Cele:
a. Przepisz dokładnie z artykułu o Villa Toscania fragment od „Sposoby na uratowanie” aż do „Toscania w Pszczewie.” włącznie.
b. Napisz dalszy ciąg artykułu o ratowaniu Villa Toscania, zaczynając od miejsca po jego ostatnim zdaniu.

━━━ Treść dokumentu ━━━

ABC biznesu

Sposoby na uratowanie Villa Toscania przed bankructwem. Promocja restauracji zaraz po Kuchennych rewolucjach Magdy Gessler

626wyświetleń

„Prowadzenie biznesu bez reklamy jest jak puszczanie oka do dziewczyny po ciemku. Nikt, poza nami, nie wie, co robimy”. O trafności słów Stuarta Hendersona mogliśmy się przekonać, oglądając ostatni odcinek programu Kuchenne rewolucje w Villa Toscania w Pszczewie.
Jak się okazuje, wspaniała kuchnia oraz malownicze położenie nie zapewniły klientów temu miejscu, które w innych okolicznościach (czyt. lepszej strategii marketingowej) nie mogłoby się od nich opędzić. Czy restauracja zdoła się wystarczająco wypromować na programie? Magda Gessler restauracje nie raz już stawiała przecież na nogi i przywracała im dawną świetność. W jakie inne formy reklamy powinni zainwestować właściciele, aby uratować się przed bankructwem? Specjaliści ds. marketingu internetowego z portalu Firmy.net postarają się znaleźć odpowiedzi na te pytania.
Odcinek programu Kuchenne Rewolucje z Villa Toscania w roli głównej mógłby być zatytułowany „Jak wykończyć kurę, która znosi złote jajka”. Bo faktycznie, po obejrzeniu programu można było odnieść wrażenie, że właściciele marnują niezwykły potencjał, jaki kryje się przede wszystkim w zdolnych kucharzach, którzy potrafią wyczarowywać prawdziwe cuda. Od samego patrzenia niejednej osobie leciała ślinka. Niektórzy pewnie od razu mieli ochotę wskoczyć do samochodu i jechać, chociażby przez pół Polski, aby spróbować tych specjałów, np. własnoręcznie robionych szpinakowych ravioli z ricottą i parmezanem. Jak to możliwe, że taki skarb ukrywał się przez lata przed miłośnikami włoskiej kuchni w sercu Krajobrazowego Parku Pszczewskiego?

━━━ Surowe dane ━━━

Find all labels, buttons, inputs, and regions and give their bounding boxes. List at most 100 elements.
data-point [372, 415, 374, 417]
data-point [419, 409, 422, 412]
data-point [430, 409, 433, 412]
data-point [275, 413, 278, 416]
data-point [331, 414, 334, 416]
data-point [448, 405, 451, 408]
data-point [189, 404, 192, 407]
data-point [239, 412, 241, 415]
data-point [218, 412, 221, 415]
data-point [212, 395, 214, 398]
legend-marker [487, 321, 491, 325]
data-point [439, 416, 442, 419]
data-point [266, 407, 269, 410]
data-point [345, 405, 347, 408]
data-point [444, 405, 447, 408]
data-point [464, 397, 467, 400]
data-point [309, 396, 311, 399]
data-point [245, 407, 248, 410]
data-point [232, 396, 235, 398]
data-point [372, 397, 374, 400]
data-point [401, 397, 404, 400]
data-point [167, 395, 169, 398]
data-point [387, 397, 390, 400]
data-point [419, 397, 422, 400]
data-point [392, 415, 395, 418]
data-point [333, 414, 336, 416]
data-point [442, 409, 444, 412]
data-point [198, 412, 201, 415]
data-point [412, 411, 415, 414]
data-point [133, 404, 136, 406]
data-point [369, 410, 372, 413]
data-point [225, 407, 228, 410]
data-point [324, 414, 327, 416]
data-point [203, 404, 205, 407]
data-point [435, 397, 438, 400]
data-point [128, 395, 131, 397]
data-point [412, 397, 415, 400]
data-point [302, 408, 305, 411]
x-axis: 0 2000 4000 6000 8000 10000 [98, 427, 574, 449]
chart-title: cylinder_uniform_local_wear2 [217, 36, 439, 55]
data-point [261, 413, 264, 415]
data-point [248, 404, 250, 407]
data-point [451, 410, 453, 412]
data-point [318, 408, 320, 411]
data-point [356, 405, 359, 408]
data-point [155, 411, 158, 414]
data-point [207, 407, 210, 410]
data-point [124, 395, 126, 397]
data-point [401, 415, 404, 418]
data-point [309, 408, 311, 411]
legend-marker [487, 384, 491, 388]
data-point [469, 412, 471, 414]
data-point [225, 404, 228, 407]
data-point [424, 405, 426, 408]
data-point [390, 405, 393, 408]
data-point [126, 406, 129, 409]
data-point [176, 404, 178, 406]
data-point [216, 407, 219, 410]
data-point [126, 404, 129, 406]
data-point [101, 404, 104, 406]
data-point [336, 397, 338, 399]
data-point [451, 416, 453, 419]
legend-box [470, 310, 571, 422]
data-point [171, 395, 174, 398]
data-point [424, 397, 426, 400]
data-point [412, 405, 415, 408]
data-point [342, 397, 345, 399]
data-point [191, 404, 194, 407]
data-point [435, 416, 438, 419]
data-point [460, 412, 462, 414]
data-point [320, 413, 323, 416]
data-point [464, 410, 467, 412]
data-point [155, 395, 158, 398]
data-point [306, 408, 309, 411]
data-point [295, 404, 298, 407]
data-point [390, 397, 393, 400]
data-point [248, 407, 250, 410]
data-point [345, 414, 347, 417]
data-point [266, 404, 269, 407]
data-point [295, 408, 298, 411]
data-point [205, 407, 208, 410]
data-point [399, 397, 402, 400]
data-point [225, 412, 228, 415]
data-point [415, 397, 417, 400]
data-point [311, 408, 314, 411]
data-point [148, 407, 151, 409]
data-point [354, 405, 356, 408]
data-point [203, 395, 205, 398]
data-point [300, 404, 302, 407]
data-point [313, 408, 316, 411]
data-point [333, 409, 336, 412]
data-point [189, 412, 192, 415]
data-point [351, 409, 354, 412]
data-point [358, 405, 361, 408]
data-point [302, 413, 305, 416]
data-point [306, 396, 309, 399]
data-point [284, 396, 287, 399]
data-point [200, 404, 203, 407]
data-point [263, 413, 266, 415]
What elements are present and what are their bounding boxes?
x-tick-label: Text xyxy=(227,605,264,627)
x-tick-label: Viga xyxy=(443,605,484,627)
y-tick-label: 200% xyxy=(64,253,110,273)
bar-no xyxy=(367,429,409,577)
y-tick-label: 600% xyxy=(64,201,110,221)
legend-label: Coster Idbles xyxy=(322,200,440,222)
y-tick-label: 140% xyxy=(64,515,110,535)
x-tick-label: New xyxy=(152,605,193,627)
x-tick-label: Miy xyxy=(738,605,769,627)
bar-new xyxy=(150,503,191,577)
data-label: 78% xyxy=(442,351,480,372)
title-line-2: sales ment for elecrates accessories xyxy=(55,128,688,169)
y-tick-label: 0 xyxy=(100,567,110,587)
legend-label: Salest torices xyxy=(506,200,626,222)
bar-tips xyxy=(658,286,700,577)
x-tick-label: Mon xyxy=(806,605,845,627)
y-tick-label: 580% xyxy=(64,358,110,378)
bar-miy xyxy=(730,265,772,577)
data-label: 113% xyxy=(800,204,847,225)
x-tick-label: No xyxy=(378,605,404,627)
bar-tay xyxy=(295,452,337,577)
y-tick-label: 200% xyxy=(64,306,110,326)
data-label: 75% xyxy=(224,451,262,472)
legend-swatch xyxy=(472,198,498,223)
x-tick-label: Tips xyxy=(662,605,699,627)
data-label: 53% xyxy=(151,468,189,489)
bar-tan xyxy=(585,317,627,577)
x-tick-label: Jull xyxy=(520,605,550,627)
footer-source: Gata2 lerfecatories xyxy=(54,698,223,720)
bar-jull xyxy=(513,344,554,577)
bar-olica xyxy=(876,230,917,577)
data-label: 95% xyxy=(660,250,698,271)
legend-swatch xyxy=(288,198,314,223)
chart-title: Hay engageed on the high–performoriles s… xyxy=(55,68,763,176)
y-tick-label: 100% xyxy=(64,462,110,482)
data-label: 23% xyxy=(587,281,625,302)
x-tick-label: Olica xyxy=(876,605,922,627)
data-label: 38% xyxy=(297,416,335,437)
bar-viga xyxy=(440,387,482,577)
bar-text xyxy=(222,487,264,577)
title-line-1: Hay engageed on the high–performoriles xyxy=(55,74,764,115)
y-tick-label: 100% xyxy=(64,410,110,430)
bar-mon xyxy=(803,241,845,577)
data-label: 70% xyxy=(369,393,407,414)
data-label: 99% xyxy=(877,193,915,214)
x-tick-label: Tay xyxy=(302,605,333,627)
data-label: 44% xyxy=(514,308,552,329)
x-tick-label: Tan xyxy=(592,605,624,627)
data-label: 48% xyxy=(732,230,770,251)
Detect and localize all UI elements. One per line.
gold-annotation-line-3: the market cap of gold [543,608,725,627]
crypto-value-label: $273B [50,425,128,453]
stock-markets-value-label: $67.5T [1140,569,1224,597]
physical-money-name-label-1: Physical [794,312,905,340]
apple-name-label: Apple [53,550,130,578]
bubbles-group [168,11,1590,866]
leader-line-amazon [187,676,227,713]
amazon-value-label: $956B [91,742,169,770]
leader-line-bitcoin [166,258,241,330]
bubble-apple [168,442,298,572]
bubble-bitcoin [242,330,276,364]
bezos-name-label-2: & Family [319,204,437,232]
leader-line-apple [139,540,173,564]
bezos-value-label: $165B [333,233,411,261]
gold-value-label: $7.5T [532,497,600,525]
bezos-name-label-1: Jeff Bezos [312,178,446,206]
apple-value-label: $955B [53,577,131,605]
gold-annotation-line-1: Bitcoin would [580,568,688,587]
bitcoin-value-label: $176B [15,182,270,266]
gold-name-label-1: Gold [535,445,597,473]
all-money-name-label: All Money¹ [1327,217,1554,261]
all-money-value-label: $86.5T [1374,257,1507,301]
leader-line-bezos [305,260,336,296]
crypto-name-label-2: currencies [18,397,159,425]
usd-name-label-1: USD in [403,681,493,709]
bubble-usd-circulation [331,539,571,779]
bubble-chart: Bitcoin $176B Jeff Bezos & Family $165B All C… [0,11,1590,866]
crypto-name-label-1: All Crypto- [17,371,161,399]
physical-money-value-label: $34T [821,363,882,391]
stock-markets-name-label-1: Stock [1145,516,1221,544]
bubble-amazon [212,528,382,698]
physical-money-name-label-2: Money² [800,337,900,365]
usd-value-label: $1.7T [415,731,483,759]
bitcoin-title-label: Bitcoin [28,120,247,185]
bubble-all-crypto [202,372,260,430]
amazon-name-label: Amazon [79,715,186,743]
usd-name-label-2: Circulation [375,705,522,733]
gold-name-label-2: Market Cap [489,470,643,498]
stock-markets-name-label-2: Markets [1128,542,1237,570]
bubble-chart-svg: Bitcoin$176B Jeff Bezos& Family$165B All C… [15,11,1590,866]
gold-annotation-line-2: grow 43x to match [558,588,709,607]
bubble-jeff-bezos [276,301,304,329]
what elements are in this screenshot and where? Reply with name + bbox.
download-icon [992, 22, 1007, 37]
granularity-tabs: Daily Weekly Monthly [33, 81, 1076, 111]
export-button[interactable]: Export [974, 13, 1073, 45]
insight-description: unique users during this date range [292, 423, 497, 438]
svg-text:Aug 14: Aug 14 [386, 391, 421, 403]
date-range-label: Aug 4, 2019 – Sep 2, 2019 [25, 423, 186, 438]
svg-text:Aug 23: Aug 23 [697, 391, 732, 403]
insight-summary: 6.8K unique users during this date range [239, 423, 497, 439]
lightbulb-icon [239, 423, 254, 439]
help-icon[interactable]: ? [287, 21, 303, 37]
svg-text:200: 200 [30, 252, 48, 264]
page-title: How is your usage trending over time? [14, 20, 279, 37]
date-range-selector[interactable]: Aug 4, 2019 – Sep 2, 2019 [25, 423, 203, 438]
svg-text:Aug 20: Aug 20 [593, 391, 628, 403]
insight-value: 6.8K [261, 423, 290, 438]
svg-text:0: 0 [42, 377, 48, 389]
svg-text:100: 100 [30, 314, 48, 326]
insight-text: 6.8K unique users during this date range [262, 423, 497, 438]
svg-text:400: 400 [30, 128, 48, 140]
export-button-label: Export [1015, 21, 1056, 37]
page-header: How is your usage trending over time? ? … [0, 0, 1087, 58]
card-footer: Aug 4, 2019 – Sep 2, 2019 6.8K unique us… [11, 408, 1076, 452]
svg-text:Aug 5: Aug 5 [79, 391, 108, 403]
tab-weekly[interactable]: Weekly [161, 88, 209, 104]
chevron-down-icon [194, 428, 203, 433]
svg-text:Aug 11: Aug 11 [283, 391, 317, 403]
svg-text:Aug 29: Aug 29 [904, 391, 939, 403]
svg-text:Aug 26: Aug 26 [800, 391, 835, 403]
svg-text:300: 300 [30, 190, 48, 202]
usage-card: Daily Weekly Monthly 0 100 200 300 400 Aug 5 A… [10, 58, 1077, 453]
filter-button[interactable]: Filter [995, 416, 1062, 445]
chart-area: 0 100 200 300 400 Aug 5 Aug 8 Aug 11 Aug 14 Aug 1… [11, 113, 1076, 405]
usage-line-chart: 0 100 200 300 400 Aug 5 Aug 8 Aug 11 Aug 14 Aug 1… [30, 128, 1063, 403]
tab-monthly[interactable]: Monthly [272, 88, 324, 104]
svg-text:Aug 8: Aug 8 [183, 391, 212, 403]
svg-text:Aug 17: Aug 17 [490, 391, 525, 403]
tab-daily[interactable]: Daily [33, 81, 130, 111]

━━━

Udzielone odpowiedzi:
a.
Sposoby na uratowanie Villa Toscania przed bankructwem. Promocja restauracji zaraz po Kuchennych rewolucjach Magdy Gessler

626wyświetleń

„Prowadzenie biznesu bez reklamy jest jak puszczanie oka do dziewczyny po ciemku. Nikt, poza nami, nie wie, co robimy”. O trafności słów Stuarta Hendersona mogliśmy się przekonać, oglądając ostatni odcinek programu Kuchenne rewolucje w Villa Toscania w Pszczewie.

b.
Najlepsza włoska restauracja w Polsce, o której nikt nie wie

„Najlepsze włoskie jedzenie w Polsce” – tak określiła restaurację Magda Gessler, nie ukrywając zdziwienia, co ona tu właściwie robi, skoro wszystko jest „obłędne”. Szybko jednak odkryła przyczynę problemów Villa Toscania, a mianowicie całkowity brak reklamy (nie licząc tej w książce telefonicznej). Nawet, jeśli ktoś pocztą pantoflową dowiedział się o istnieniu tego miejsca, miałby problemy z dotarciem do niego, bo przy drodze dojazdowej nie było żadnego znaku kierującego do Villa Toscania. Sądząc po wypowiedziach różnych osób na Fanpage’u restauracji, nadal go nie ma. Jeśli ktoś ma inne informacje, prosimy o komentarz pod artykułem.
Opierając się na tym, co zostało pokazane w telewizji oraz analizując obecność Villa Toscania w internecie, zespół specjalistów ds. marketingu internetowego Firmy.net pozwolił sobie na podsumowanie i kilka rad, które mogą pomóc restauracji uniknąć ponownego popadnięcia w zapomnienie, gdy ucichnie już szum medialny po promocji w programie Kuchenne rewolucje.

Jak prowadzić restaurację, by uniknąć błędów i ustrzec się bankructwa?

Podstawowe wpadki restauratorów:
1. Brak reklamy. Właściciele Villa Toscania zupełnie nie zdają sobie sprawy, ile znaczy dobra reklama. I naprawdę nie trzeba wydawać dużo pieniędzy na spoty telewizyjne i radiowe, aby skutecznie się promować. Ale więcej o tym w dalszej części artykułu.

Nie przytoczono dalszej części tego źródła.